• [Records contained in a dataset]
——

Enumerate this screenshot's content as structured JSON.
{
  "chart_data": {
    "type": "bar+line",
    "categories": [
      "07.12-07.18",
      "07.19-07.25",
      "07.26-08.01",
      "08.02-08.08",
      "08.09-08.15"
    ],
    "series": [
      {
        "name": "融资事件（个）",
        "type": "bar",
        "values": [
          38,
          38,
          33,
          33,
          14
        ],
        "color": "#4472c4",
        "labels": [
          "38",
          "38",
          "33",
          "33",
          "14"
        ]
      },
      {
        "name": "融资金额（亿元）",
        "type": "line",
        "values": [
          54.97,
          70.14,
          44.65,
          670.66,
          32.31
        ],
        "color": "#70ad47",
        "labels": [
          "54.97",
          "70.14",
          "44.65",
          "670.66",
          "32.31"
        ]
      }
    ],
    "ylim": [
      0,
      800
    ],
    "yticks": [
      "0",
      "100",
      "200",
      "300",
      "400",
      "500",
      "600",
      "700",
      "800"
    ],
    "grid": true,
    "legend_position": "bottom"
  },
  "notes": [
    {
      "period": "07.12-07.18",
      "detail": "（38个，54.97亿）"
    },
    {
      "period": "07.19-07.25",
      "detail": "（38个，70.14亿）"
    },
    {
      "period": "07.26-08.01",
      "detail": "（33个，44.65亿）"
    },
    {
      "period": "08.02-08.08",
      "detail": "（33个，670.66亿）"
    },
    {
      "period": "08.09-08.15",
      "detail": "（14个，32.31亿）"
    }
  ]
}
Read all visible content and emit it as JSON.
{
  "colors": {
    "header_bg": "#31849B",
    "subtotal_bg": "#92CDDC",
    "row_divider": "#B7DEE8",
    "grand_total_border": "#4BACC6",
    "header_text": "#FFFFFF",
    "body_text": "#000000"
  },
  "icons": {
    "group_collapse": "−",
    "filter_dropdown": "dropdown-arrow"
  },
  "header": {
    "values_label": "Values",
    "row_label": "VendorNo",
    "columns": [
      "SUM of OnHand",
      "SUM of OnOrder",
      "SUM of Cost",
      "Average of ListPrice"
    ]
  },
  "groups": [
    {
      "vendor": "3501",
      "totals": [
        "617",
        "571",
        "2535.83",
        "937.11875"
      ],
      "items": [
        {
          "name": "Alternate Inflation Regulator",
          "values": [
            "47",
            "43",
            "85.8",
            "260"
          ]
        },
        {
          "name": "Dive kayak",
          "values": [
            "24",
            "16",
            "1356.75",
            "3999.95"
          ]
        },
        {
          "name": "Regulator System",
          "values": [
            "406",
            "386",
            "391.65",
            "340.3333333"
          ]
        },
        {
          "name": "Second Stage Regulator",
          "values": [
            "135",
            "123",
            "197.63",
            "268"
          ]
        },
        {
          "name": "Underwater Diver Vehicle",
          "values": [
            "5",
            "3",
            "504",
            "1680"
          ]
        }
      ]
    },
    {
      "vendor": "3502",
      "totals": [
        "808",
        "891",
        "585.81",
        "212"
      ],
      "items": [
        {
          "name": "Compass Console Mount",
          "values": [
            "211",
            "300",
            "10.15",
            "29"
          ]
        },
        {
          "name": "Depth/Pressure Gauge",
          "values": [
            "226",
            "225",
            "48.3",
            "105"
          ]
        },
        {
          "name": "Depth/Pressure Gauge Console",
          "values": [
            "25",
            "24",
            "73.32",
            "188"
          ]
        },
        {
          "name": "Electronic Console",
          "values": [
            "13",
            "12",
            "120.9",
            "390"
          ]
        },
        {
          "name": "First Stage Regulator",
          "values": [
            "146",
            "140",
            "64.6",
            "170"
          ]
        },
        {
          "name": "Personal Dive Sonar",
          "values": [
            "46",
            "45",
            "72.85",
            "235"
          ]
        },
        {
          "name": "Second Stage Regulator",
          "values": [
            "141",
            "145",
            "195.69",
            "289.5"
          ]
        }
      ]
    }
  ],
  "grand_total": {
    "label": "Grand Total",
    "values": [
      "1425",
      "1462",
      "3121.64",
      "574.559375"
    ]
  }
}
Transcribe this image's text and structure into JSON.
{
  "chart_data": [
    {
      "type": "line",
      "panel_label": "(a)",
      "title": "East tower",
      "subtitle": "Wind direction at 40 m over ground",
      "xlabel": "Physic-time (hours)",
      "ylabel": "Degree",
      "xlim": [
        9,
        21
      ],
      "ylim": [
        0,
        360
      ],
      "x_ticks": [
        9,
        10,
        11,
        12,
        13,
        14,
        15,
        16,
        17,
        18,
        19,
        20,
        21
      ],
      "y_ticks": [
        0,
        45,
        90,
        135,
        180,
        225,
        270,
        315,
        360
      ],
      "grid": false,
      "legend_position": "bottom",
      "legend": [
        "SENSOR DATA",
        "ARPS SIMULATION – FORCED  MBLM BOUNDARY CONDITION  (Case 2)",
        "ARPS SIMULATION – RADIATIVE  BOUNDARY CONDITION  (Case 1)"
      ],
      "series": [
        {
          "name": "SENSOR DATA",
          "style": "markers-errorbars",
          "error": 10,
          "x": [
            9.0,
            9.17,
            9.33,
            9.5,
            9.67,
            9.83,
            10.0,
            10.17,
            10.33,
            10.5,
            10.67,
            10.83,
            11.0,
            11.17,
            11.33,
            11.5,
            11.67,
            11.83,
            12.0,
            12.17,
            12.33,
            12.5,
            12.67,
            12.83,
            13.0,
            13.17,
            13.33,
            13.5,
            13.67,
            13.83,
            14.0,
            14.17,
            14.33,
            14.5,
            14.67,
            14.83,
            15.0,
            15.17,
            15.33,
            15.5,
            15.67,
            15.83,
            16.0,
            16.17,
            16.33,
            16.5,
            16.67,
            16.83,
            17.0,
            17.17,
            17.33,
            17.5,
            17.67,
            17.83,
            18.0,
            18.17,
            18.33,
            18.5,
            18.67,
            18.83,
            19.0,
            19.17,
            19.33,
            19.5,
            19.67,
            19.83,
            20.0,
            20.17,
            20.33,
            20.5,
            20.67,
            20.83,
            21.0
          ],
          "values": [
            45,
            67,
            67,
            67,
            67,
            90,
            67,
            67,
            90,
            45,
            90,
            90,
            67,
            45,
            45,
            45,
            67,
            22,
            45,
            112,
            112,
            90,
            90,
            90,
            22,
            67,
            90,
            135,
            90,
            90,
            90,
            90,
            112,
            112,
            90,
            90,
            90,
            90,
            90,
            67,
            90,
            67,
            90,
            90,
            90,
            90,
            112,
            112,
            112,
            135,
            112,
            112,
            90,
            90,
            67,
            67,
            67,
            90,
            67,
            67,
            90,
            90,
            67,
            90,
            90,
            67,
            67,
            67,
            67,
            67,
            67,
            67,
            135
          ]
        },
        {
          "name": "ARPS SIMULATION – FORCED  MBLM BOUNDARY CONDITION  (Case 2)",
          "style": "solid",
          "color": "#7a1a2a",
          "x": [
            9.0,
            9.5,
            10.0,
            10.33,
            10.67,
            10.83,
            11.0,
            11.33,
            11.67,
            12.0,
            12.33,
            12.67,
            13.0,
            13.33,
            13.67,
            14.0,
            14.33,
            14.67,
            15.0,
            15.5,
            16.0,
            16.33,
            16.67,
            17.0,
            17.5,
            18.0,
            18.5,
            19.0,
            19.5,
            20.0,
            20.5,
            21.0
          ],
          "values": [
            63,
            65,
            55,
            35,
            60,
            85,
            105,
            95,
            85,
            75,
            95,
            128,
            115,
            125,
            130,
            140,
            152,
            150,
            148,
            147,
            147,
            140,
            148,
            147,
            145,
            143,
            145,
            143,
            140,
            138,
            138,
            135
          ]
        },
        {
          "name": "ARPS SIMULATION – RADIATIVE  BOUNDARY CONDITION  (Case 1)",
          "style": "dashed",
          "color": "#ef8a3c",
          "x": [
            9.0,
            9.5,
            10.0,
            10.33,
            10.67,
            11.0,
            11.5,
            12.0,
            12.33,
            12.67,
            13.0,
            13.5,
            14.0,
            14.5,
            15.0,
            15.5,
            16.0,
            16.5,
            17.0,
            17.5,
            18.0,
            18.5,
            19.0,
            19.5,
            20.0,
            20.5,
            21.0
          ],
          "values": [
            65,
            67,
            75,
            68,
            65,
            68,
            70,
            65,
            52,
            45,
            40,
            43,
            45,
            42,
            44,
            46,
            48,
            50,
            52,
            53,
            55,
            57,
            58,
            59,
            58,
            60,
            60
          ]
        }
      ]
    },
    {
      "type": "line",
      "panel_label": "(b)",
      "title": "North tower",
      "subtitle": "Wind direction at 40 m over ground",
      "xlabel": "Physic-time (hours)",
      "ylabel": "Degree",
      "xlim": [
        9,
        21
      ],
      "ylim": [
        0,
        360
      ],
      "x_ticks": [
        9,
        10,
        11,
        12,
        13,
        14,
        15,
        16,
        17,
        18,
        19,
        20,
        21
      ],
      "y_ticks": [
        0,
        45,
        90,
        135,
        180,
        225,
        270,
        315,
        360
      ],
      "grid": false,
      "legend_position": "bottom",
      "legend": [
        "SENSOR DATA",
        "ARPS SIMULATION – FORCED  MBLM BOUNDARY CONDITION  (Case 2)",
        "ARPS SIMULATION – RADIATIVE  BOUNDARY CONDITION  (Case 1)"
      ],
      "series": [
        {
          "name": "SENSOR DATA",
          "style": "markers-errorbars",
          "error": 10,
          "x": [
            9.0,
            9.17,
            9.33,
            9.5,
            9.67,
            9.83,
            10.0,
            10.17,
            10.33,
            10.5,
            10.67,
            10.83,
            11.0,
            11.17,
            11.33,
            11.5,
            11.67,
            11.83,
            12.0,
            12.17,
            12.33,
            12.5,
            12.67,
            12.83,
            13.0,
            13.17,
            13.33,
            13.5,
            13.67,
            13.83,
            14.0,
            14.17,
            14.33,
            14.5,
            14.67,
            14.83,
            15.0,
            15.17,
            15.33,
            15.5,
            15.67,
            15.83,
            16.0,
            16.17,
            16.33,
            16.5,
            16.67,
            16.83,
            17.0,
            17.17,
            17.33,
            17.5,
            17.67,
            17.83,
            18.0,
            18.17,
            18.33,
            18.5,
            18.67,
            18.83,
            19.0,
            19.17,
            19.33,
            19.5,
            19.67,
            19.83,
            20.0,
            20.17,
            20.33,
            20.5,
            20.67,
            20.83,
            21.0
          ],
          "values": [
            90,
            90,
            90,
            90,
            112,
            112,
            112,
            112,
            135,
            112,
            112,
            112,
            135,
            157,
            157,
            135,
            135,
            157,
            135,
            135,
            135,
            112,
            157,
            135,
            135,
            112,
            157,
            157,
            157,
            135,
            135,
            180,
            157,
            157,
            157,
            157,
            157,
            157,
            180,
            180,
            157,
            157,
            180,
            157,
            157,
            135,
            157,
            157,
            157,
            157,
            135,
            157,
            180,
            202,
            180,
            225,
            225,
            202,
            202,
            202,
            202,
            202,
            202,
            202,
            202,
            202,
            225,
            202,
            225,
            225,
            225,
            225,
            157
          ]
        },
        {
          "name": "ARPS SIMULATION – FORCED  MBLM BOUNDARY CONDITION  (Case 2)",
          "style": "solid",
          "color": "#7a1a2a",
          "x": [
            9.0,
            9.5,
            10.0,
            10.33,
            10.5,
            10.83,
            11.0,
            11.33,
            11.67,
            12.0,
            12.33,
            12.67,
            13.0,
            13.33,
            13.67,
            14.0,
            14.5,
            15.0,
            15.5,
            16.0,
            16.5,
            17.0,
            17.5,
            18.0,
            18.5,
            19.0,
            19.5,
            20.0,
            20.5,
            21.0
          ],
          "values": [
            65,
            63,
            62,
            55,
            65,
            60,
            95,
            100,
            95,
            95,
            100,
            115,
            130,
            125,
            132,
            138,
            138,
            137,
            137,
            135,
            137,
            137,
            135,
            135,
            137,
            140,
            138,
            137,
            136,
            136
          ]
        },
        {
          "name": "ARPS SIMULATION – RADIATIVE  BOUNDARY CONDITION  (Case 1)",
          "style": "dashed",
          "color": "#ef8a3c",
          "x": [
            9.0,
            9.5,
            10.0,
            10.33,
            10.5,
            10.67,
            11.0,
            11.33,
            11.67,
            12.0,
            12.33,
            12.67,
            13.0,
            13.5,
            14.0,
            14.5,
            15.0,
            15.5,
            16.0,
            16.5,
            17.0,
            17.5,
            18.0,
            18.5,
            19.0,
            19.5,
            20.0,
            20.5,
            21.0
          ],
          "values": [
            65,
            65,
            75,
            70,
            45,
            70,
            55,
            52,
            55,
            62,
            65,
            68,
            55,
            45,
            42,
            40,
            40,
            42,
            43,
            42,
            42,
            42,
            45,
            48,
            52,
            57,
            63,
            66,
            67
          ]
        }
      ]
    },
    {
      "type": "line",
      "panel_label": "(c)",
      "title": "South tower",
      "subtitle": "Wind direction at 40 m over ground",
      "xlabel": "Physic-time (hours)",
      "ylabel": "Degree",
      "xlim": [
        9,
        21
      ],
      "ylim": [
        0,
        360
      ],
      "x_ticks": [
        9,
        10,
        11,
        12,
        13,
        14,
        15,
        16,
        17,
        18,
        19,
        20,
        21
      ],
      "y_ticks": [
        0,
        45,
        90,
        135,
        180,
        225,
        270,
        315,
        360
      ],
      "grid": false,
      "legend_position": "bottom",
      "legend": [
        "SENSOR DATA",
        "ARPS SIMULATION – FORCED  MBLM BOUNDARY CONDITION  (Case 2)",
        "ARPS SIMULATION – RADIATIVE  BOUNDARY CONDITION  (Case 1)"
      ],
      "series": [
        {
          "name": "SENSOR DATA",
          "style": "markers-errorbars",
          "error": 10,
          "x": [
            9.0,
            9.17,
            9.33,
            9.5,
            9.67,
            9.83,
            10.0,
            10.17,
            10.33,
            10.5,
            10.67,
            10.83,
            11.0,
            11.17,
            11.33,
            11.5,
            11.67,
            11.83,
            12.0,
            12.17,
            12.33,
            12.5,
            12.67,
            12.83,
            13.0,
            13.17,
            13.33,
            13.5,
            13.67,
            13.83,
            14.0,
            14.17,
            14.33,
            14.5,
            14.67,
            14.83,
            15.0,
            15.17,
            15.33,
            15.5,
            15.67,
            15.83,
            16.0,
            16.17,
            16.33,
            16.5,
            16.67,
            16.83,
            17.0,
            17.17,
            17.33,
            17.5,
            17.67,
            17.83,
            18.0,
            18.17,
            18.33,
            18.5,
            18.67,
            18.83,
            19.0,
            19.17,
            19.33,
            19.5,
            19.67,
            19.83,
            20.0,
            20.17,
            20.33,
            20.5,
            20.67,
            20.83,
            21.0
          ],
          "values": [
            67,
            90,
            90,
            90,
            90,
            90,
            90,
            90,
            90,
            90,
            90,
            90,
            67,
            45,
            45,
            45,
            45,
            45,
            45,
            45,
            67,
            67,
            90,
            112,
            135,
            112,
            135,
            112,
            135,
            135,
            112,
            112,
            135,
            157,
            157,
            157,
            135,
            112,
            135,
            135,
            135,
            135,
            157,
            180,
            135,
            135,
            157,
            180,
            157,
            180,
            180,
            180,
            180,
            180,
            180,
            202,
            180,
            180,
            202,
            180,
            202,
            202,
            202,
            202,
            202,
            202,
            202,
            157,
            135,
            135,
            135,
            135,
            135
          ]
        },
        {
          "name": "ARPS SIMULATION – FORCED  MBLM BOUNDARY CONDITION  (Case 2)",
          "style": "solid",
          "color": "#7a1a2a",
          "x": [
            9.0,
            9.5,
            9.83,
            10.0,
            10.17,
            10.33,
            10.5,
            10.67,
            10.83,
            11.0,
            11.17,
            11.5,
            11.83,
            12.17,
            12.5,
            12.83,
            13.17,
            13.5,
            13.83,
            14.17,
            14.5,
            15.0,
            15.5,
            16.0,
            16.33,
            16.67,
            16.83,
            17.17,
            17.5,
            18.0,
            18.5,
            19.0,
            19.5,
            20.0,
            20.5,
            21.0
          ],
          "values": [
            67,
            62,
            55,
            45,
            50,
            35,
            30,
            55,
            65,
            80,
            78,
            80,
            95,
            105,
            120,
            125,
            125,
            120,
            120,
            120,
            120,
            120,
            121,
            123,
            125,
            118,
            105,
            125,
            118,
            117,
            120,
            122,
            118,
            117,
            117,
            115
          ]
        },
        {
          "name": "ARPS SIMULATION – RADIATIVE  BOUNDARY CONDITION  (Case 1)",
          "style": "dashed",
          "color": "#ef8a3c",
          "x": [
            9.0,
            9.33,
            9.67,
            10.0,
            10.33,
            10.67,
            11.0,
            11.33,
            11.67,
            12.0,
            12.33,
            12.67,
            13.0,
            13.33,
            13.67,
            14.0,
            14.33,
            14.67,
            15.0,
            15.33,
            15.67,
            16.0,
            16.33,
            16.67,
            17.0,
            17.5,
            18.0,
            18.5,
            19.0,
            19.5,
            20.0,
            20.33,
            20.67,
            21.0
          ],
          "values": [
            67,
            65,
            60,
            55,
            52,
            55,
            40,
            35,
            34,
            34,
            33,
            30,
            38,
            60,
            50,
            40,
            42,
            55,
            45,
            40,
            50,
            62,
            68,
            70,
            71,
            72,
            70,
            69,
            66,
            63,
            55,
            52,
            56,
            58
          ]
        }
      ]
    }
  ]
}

——

• [EXERCISE DESCRIPTION] Your task is to gather all lines from the entries above that hold the word "detail".

• [THE ANSWER]
      "detail": "（38个，54.97亿）"
      "detail": "（38个，70.14亿）"
      "detail": "（33个，44.65亿）"
      "detail": "（33个，670.66亿）"
      "detail": "（14个，32.31亿）"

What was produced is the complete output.